_Отрывок_:
--*--
Здесь крайне уместно вспомнить о хитроумном рондо Гийома де Машо «Мой конец – мое начало», ибо вполне возможно, что конец времени композиторов есть не что иное, как начало некоей новой некомпозиторской эпохи истории музыки. Если согласиться с определением композитора, согласно которому композитор – это человек, производящий музыку путем написания нотных текстов, то конец времени композиторов можно будет интерпретировать как выскальзывание музыки из-под власти нотного текста или как получение доступа к реализации тех возможностей музыки, которые до поры до времени блокировались необходимостью написания этого самого нотного текста. В аннотации к первому исполнению «Ночи в Галиции», состоявшемуся в 1996 году, я писал: «Настает время, в котором уже не будет места композиторам. По прихоти этих властолюбивых и сластолюбивых тиранов свободный поток музыки был превращен в хитроумную ирригационную систему запруд, водохранилищ, резервуаров и фонтанов. Долгое время музыка разделяла печальную судьбу всей природы, порабощаемой и уничтожаемой человеком, ибо сочинять музыку с помощью нотного текста в конечном итоге столь же противоестественно, как покорять природу. Земной шар уже почти что выгорел от подвигов покорителей природы и композиторов». Если отвлечься от нарочито заостренного полемического пафоса этих строк, то под их общей смысловой направленностью я готов подписаться и сейчас. Ведь если действительно музыка есть свободно льющийся поток, то, может быть, самое правильное, что мы можем сделать, это, не замутняя его своими мыслями и чувствами, просто погрузиться в него, стараясь не нарушить его изначальной чистоты. Весь вопрос заключается в том, насколько такое погружение возможно для нас – людей, во многом находящихся еще во власти композиторской парадигмы.

В данной связи мне вспоминается старинная гравюра, репродукцию которой я впервые увидел в семилетнем возрасте в своей любимой книге «Солнце и его семья» и которая с тех самых пор не перестает волновать меня. На этой гравюре изображен монах, которому удалось добраться до конца света, просунуть голову сквозь небесную твердь и увидеть зубчатые колеса, а также прочие диковинные агрегаты, приводящие в движение небесные сферы солнца, луны и звезд. Подпись под гравюрой так и гласила: «Монах, добравшийся до края света». Теперь я сам себе напоминаю этого монаха, с той лишь разницей, что если монах на гравюре добрался до конца света собственными ногами по собственной воле, то я, независимо от своих усилий и даже, может быть, вопреки своим желаниям, волею судеб не просто очутился на стыке двух исторических эпох, но оказался при этом к тому же еще и перерезанным границей, эти эпохи разделяющей. Моя голова и правая рука находятся в посткомпозиторском пространстве, в то время как левая рука и все туловище – в пространстве композиторском, и потому порою я даже не знаю, где я и кто я. Иногда я думаю, что я уже не композитор, хотя все еще являюсь композитором, а иногда мне кажется, что я все еще композитор, хотя уже давно, наверное, не являюсь полноценным композитором. Подобная раздвоенность и зыбкость совершенно не содействует ни взаимопониманию, ни комфорту в моих взаимоотношениях с коллегами-композиторами, однако в этом нет ничего ни апокалиптического, ни эсхатологического. Апокалиптические и эсхатологические настроения могли бы возникнуть только в том случае, если бы я упорно держался за свое композиторское начало и, невзирая ни на что, повторял: «Я композитор, я композитор…» Но что-что, а это мне, кажется, слава Богу, не грозит, ибо мне все же удалось просунуть голову в другие пространства и увидеть зубчатые колеса, приводящие в движение нашу музыкальную жизнь.
--*--
(Данные о положении элементов)

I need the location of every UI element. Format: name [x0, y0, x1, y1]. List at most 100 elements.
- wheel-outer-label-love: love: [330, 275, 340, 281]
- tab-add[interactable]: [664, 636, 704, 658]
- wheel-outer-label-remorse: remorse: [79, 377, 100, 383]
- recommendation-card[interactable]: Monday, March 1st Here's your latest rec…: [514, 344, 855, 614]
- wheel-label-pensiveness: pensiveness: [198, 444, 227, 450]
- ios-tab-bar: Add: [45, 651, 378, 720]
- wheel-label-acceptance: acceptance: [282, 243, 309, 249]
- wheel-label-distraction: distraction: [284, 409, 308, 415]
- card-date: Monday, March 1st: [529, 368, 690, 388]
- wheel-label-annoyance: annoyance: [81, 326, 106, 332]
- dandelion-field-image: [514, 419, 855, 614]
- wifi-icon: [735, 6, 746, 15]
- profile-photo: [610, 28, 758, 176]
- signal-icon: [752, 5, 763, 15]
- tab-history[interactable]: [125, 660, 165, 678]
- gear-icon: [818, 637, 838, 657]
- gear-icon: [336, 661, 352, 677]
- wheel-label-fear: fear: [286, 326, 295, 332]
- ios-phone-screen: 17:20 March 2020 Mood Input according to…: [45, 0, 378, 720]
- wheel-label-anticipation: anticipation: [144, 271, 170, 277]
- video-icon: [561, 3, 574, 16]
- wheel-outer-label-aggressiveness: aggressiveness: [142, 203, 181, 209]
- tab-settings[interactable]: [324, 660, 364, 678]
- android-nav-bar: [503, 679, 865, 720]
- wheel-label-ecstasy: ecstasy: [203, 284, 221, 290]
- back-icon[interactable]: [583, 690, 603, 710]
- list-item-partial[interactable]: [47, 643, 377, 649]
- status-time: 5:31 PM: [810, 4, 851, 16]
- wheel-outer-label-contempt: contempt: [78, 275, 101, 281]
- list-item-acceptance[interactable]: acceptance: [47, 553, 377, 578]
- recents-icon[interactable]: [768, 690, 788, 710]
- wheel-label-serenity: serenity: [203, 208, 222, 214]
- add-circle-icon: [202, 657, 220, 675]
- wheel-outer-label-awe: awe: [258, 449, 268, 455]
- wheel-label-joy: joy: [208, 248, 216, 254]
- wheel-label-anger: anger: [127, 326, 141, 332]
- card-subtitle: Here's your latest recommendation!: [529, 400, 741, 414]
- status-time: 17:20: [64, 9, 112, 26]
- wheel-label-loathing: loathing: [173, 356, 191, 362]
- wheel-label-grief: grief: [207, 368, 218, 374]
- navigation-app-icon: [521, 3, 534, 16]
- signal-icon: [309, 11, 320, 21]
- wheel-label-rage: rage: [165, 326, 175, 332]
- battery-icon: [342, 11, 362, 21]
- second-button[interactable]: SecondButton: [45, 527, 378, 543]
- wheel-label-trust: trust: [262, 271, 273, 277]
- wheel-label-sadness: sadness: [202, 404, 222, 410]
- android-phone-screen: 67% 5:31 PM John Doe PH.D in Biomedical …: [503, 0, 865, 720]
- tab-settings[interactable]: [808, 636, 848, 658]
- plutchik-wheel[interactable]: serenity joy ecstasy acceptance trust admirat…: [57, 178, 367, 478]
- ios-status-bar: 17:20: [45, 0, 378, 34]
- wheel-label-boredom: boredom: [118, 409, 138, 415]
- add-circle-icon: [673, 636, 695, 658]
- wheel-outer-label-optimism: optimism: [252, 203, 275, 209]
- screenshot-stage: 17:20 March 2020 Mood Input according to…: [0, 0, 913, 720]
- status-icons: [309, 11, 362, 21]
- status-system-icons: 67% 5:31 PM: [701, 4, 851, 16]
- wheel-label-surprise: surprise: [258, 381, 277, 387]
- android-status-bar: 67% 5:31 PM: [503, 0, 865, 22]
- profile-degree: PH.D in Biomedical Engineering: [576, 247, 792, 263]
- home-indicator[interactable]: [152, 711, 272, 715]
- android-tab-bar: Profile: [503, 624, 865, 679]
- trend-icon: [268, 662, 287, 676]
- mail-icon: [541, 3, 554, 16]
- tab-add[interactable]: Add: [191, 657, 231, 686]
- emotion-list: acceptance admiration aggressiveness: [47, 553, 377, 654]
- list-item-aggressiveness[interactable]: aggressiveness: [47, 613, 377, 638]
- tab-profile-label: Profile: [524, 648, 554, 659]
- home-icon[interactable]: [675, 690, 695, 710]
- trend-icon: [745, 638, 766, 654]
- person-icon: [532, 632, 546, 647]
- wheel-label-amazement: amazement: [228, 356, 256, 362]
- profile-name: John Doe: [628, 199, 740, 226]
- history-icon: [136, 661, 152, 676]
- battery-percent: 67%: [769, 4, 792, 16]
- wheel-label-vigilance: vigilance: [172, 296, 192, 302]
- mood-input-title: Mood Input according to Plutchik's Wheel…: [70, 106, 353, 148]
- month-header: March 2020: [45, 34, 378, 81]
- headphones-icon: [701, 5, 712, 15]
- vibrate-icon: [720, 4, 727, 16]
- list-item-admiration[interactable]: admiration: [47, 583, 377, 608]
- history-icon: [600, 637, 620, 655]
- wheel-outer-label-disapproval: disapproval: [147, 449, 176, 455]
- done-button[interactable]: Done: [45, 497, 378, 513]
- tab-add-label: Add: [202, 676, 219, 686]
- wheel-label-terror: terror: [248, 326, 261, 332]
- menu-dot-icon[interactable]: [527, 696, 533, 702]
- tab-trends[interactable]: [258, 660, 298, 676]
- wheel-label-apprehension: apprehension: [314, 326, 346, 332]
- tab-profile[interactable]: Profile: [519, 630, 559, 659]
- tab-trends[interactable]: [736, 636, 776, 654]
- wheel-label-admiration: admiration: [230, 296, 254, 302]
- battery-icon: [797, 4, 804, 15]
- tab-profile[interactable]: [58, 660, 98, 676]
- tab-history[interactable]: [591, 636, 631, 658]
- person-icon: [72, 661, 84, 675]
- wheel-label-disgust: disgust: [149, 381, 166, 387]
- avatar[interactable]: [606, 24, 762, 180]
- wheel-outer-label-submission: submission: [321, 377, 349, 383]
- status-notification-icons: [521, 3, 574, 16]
--*--
_Список задач_:
**a)** Какая подпись стояла под старинной гравюрой, о которой говорится в отрывке о конце времени композиторов?
**b)** Допиши следующую часть отрывка о конце времени композиторов, начав сразу после его последнего предложения.

_Итоговые ответы_:
**a)** «Монах, добравшийся до края света».

**b)**
5

Лондонский филармонический оркестр под управлением Владимира Юровского трудился не покладая рук на премьере потрясающе бездарной оперы-оратории Владимира Мартынова в Фестивал-холле. Несусветная чушь? Полный бред? Зловонная куча мусора? Мой критический словарь отступает под напором непосильной задачи – описать «Vita Nova», оперу-ораторию поразительной унылости, банальности и амбициозности…

6

Но тут возникает вопрос: а смог бы этот монах со старинной гравюры, в случае своего возвращения в наш мир (если бы таковое вообще могло иметь место), рассказать о том, что он видел? Можно ли рассказать на языке нашего мира о том, что находится за пределами мира? Если попробовать перетранспонировать этот вопрос в пространство нашей музыкальной тематики, то он будет выглядеть примерно следующим образом: а можно ли рассказать композиторам и всем тем, кто живет в мире композиторской музыки – я имею в виду исполнителей, критиков, издателей и просто слушателей, – можно ли рассказать им о том, что их музыкальный мир конечен и что за его пределами существуют иные музыкальные миры, управляемые совершенно иными законами и обладающие совершенно иными возможностями? На примере моего личного опыта можно утверждать, что это невозможно. Во всяком случае, всякий раз мои попытки заговорить об этом натыкались на стену отчуждения и полного непонимания со стороны композиторов. Помню, как на каком-то фестивале Канчели упорно доказывал мне, что композиторы были всегда и что любая фольклорная мелодия имеет своего автора, но все дело заключается в том, что «мы его не знаем и не помним». Что говорить о композиторах, если даже мой ближайший друг и собеседник Валерий Афанасьев путает бесконечность мелодических комбинаций, описанных в «занимательных» книгах Перельмана, с бесконечностью возможностей композиторского творчества. Из известных мне академических музыкантов наиболее близок к пониманию этой проблемы, наверное, Валентин Сильвестров, обронивший в нашем разговоре где-то в середине 1970-х годов фразу: «Сочинение музыки в наше время есть гальванизация трупа», но и он в силу врожденной и еще в большей степени в силу культивированной им склонности к гениальности отдается процессу композиции с такой самозабвенностью, что, если бы не его действительно замечательные результаты, это мало отличает его от прочих композиторов, ибо как для них, так и для него понятие музыки начинает сводиться к пространству композиторской музыки.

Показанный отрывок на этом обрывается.